> WHAT NEEDS TO BE DONE:
Keep only the lines that hold the string "JSON", filtering out the rest of the entries below.

-- INPUT FOR THIS TASK start --

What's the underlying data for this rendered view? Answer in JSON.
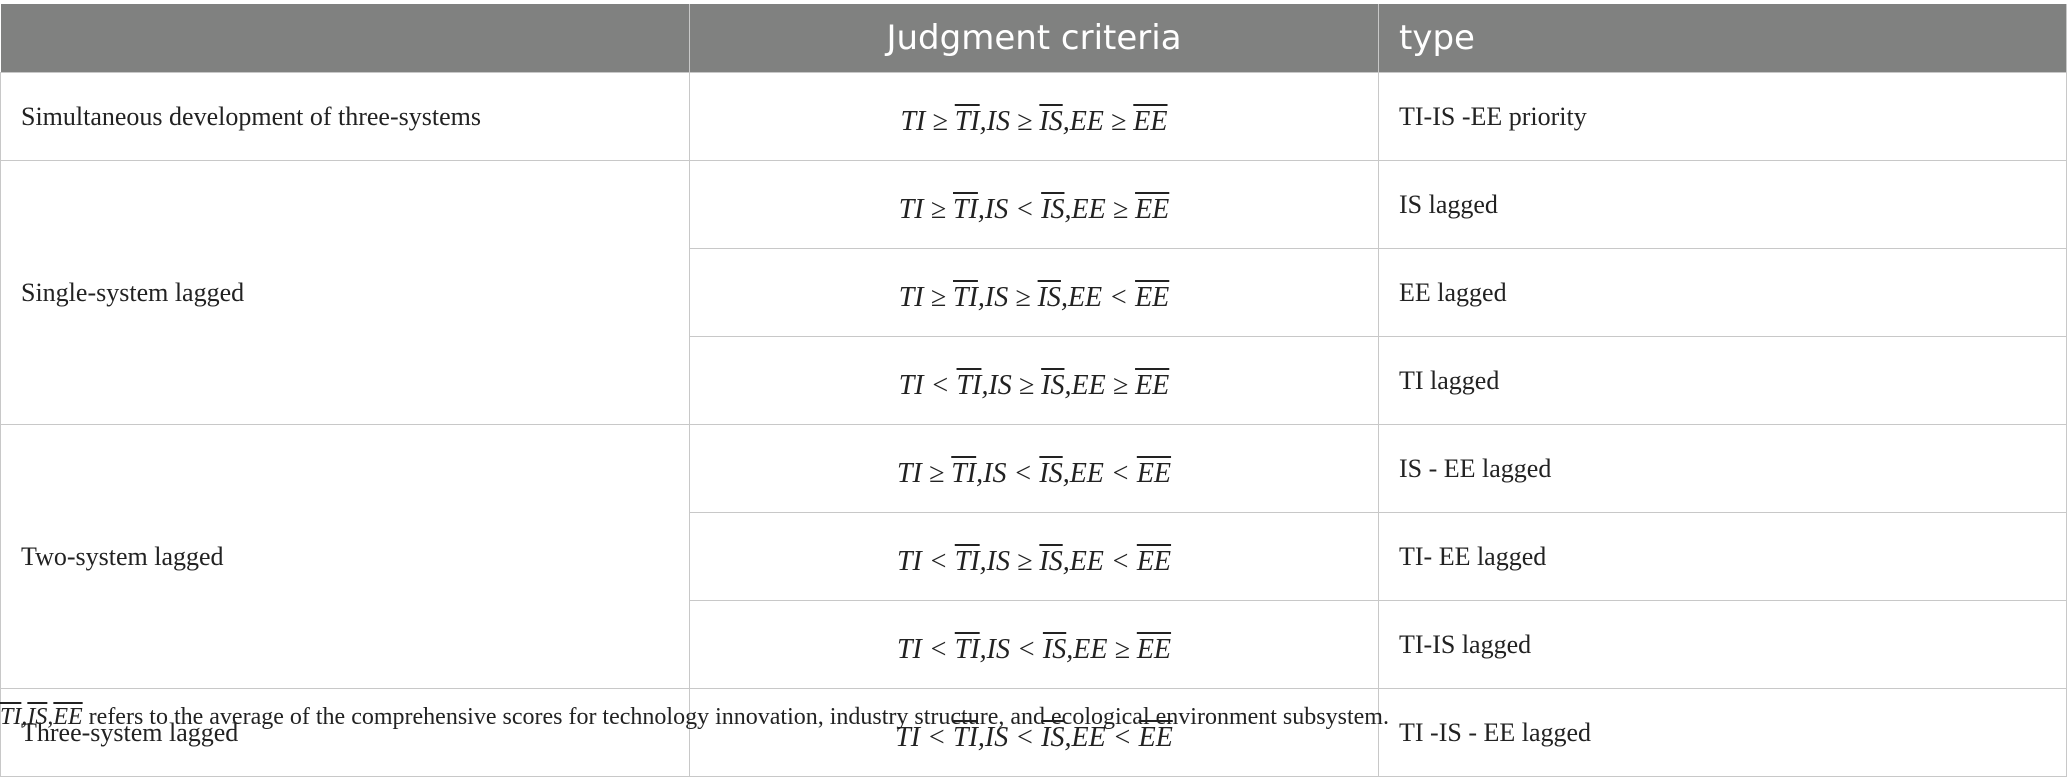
{
  "header": {
    "col1": "",
    "col2": "Judgment criteria",
    "col3": "type"
  },
  "rows": [
    {
      "category": "Simultaneous development of three-systems",
      "criteria": [
        "TI",
        " ≥ ",
        "TI",
        ",",
        "IS",
        " ≥ ",
        "IS",
        ",",
        "EE",
        " ≥ ",
        "EE"
      ],
      "type": "TI-IS -EE priority"
    },
    {
      "category": "Single-system lagged",
      "criteria": [
        "TI",
        " ≥ ",
        "TI",
        ",",
        "IS",
        " < ",
        "IS",
        ",",
        "EE",
        " ≥ ",
        "EE"
      ],
      "type": "IS lagged"
    },
    {
      "category": "",
      "criteria": [
        "TI",
        " ≥ ",
        "TI",
        ",",
        "IS",
        " ≥ ",
        "IS",
        ",",
        "EE",
        " < ",
        "EE"
      ],
      "type": "EE lagged"
    },
    {
      "category": "",
      "criteria": [
        "TI",
        " < ",
        "TI",
        ",",
        "IS",
        " ≥ ",
        "IS",
        ",",
        "EE",
        " ≥ ",
        "EE"
      ],
      "type": "TI lagged"
    },
    {
      "category": "Two-system lagged",
      "criteria": [
        "TI",
        " ≥ ",
        "TI",
        ",",
        "IS",
        " < ",
        "IS",
        ",",
        "EE",
        " < ",
        "EE"
      ],
      "type": "IS - EE lagged"
    },
    {
      "category": "",
      "criteria": [
        "TI",
        " < ",
        "TI",
        ",",
        "IS",
        " ≥ ",
        "IS",
        ",",
        "EE",
        " < ",
        "EE"
      ],
      "type": "TI- EE lagged"
    },
    {
      "category": "",
      "criteria": [
        "TI",
        " < ",
        "TI",
        ",",
        "IS",
        " < ",
        "IS",
        ",",
        "EE",
        " ≥ ",
        "EE"
      ],
      "type": "TI-IS lagged"
    },
    {
      "category": "Three-system lagged",
      "criteria": [
        "TI",
        " < ",
        "TI",
        ",",
        "IS",
        " < ",
        "IS",
        ",",
        "EE",
        " < ",
        "EE"
      ],
      "type": "TI -IS - EE lagged"
    }
  ],
  "footnote": {
    "math": [
      "TI",
      ",",
      "IS",
      ",",
      "EE"
    ],
    "text": " refers to the average of the comprehensive scores for technology innovation, industry structure, and ecological environment subsystem."
  }
}
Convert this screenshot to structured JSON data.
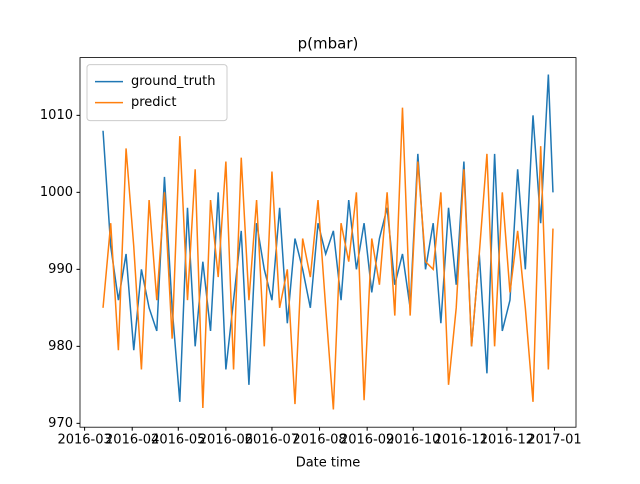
{
  "chart_data": {
    "type": "line",
    "title": "p(mbar)",
    "x_label": "Date time",
    "x": [
      "2016-03-13",
      "2016-03-18",
      "2016-03-23",
      "2016-03-28",
      "2016-04-02",
      "2016-04-07",
      "2016-04-12",
      "2016-04-17",
      "2016-04-22",
      "2016-04-27",
      "2016-05-02",
      "2016-05-07",
      "2016-05-12",
      "2016-05-17",
      "2016-05-22",
      "2016-05-27",
      "2016-06-01",
      "2016-06-06",
      "2016-06-11",
      "2016-06-16",
      "2016-06-21",
      "2016-06-26",
      "2016-07-01",
      "2016-07-06",
      "2016-07-11",
      "2016-07-16",
      "2016-07-21",
      "2016-07-26",
      "2016-07-31",
      "2016-08-05",
      "2016-08-10",
      "2016-08-15",
      "2016-08-20",
      "2016-08-25",
      "2016-08-30",
      "2016-09-04",
      "2016-09-09",
      "2016-09-14",
      "2016-09-19",
      "2016-09-24",
      "2016-09-29",
      "2016-10-04",
      "2016-10-09",
      "2016-10-14",
      "2016-10-19",
      "2016-10-24",
      "2016-10-29",
      "2016-11-03",
      "2016-11-08",
      "2016-11-13",
      "2016-11-18",
      "2016-11-23",
      "2016-11-28",
      "2016-12-03",
      "2016-12-08",
      "2016-12-13",
      "2016-12-18",
      "2016-12-23",
      "2016-12-28",
      "2016-12-31"
    ],
    "series": [
      {
        "name": "ground_truth",
        "color": "#1f77b4",
        "values": [
          1008,
          993,
          986,
          992,
          979.5,
          990,
          985,
          982,
          1002,
          985,
          972.8,
          998,
          980,
          991,
          982,
          1000,
          977,
          986,
          995,
          975,
          996,
          990,
          986,
          998,
          983,
          994,
          990,
          985,
          996,
          992,
          995,
          986,
          999,
          990,
          996,
          987,
          994,
          998,
          988,
          992,
          985,
          1005,
          990,
          996,
          983,
          998,
          988,
          1004,
          980,
          992,
          976.5,
          1005,
          982,
          986,
          1003,
          990,
          1010,
          996,
          1015.3,
          1000
        ]
      },
      {
        "name": "predict",
        "color": "#ff7f0e",
        "values": [
          985,
          996,
          979.5,
          1005.7,
          993,
          977,
          999,
          986,
          1000,
          981,
          1007.3,
          986,
          1003,
          972,
          999,
          989,
          1004,
          977,
          1004.5,
          986,
          999,
          980,
          1002.7,
          985,
          990,
          972.5,
          994,
          989,
          999,
          985,
          971.8,
          996,
          991,
          1000,
          973,
          994,
          988,
          1000,
          984,
          1011,
          984,
          1004,
          991,
          990,
          1000,
          975,
          985,
          1003,
          980,
          992,
          1005,
          980,
          1000,
          987,
          995,
          985,
          972.8,
          1006,
          977,
          995.3
        ]
      }
    ],
    "xlim": [
      "2016-02-27",
      "2017-01-15"
    ],
    "xticks": [
      {
        "value": "2016-03-01",
        "label": "2016-03"
      },
      {
        "value": "2016-04-01",
        "label": "2016-04"
      },
      {
        "value": "2016-05-01",
        "label": "2016-05"
      },
      {
        "value": "2016-06-01",
        "label": "2016-06"
      },
      {
        "value": "2016-07-01",
        "label": "2016-07"
      },
      {
        "value": "2016-08-01",
        "label": "2016-08"
      },
      {
        "value": "2016-09-01",
        "label": "2016-09"
      },
      {
        "value": "2016-10-01",
        "label": "2016-10"
      },
      {
        "value": "2016-11-01",
        "label": "2016-11"
      },
      {
        "value": "2016-12-01",
        "label": "2016-12"
      },
      {
        "value": "2017-01-01",
        "label": "2017-01"
      }
    ],
    "ylim": [
      969.5,
      1017.5
    ],
    "yticks": [
      970,
      980,
      990,
      1000,
      1010
    ],
    "legend": "upper left",
    "grid": false
  }
}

-- INPUT FOR THIS TASK end --

> PROBLEM SOLUTION:
What's the underlying data for this rendered view? Answer in JSON.
Convert this screenshot to structured JSON data.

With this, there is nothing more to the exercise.